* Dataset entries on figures
====

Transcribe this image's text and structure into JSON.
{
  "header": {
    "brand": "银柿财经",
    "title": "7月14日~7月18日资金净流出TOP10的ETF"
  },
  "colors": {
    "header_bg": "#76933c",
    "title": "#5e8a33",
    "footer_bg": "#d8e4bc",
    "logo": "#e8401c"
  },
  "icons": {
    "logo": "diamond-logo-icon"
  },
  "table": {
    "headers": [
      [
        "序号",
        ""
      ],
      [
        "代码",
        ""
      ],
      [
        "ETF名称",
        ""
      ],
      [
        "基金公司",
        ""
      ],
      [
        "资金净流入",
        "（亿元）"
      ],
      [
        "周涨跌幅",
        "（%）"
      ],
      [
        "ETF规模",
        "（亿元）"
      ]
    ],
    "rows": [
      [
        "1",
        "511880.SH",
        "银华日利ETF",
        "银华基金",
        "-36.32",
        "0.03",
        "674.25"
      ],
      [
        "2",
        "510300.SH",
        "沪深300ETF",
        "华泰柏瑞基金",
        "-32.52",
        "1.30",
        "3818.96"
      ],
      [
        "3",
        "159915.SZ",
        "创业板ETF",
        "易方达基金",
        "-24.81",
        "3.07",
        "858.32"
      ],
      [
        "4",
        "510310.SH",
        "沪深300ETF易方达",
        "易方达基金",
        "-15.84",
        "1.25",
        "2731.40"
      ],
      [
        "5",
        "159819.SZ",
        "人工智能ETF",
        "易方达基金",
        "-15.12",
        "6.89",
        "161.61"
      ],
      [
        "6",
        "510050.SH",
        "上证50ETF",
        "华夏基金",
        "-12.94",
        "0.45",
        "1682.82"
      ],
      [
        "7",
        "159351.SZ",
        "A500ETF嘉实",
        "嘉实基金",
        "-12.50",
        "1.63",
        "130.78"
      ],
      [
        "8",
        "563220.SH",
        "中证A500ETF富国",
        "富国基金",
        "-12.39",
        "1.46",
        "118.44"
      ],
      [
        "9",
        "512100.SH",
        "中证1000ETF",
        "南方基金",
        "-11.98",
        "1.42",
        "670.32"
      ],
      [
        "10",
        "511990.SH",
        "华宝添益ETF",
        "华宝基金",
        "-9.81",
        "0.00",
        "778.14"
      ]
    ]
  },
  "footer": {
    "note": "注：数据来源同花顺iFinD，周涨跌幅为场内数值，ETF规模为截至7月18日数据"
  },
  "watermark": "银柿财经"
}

====

* WHAT THE TASK ASKS
Transcribe every record above exactly as it appears.

* EXERCISE RESPONSE
Transcribe this image's text and structure into JSON.
{
  "header": {
    "brand": "银柿财经",
    "title": "7月14日~7月18日资金净流出TOP10的ETF"
  },
  "colors": {
    "header_bg": "#76933c",
    "title": "#5e8a33",
    "footer_bg": "#d8e4bc",
    "logo": "#e8401c"
  },
  "icons": {
    "logo": "diamond-logo-icon"
  },
  "table": {
    "headers": [
      [
        "序号",
        ""
      ],
      [
        "代码",
        ""
      ],
      [
        "ETF名称",
        ""
      ],
      [
        "基金公司",
        ""
      ],
      [
        "资金净流入",
        "（亿元）"
      ],
      [
        "周涨跌幅",
        "（%）"
      ],
      [
        "ETF规模",
        "（亿元）"
      ]
    ],
    "rows": [
      [
        "1",
        "511880.SH",
        "银华日利ETF",
        "银华基金",
        "-36.32",
        "0.03",
        "674.25"
      ],
      [
        "2",
        "510300.SH",
        "沪深300ETF",
        "华泰柏瑞基金",
        "-32.52",
        "1.30",
        "3818.96"
      ],
      [
        "3",
        "159915.SZ",
        "创业板ETF",
        "易方达基金",
        "-24.81",
        "3.07",
        "858.32"
      ],
      [
        "4",
        "510310.SH",
        "沪深300ETF易方达",
        "易方达基金",
        "-15.84",
        "1.25",
        "2731.40"
      ],
      [
        "5",
        "159819.SZ",
        "人工智能ETF",
        "易方达基金",
        "-15.12",
        "6.89",
        "161.61"
      ],
      [
        "6",
        "510050.SH",
        "上证50ETF",
        "华夏基金",
        "-12.94",
        "0.45",
        "1682.82"
      ],
      [
        "7",
        "159351.SZ",
        "A500ETF嘉实",
        "嘉实基金",
        "-12.50",
        "1.63",
        "130.78"
      ],
      [
        "8",
        "563220.SH",
        "中证A500ETF富国",
        "富国基金",
        "-12.39",
        "1.46",
        "118.44"
      ],
      [
        "9",
        "512100.SH",
        "中证1000ETF",
        "南方基金",
        "-11.98",
        "1.42",
        "670.32"
      ],
      [
        "10",
        "511990.SH",
        "华宝添益ETF",
        "华宝基金",
        "-9.81",
        "0.00",
        "778.14"
      ]
    ]
  },
  "footer": {
    "note": "注：数据来源同花顺iFinD，周涨跌幅为场内数值，ETF规模为截至7月18日数据"
  },
  "watermark": "银柿财经"
}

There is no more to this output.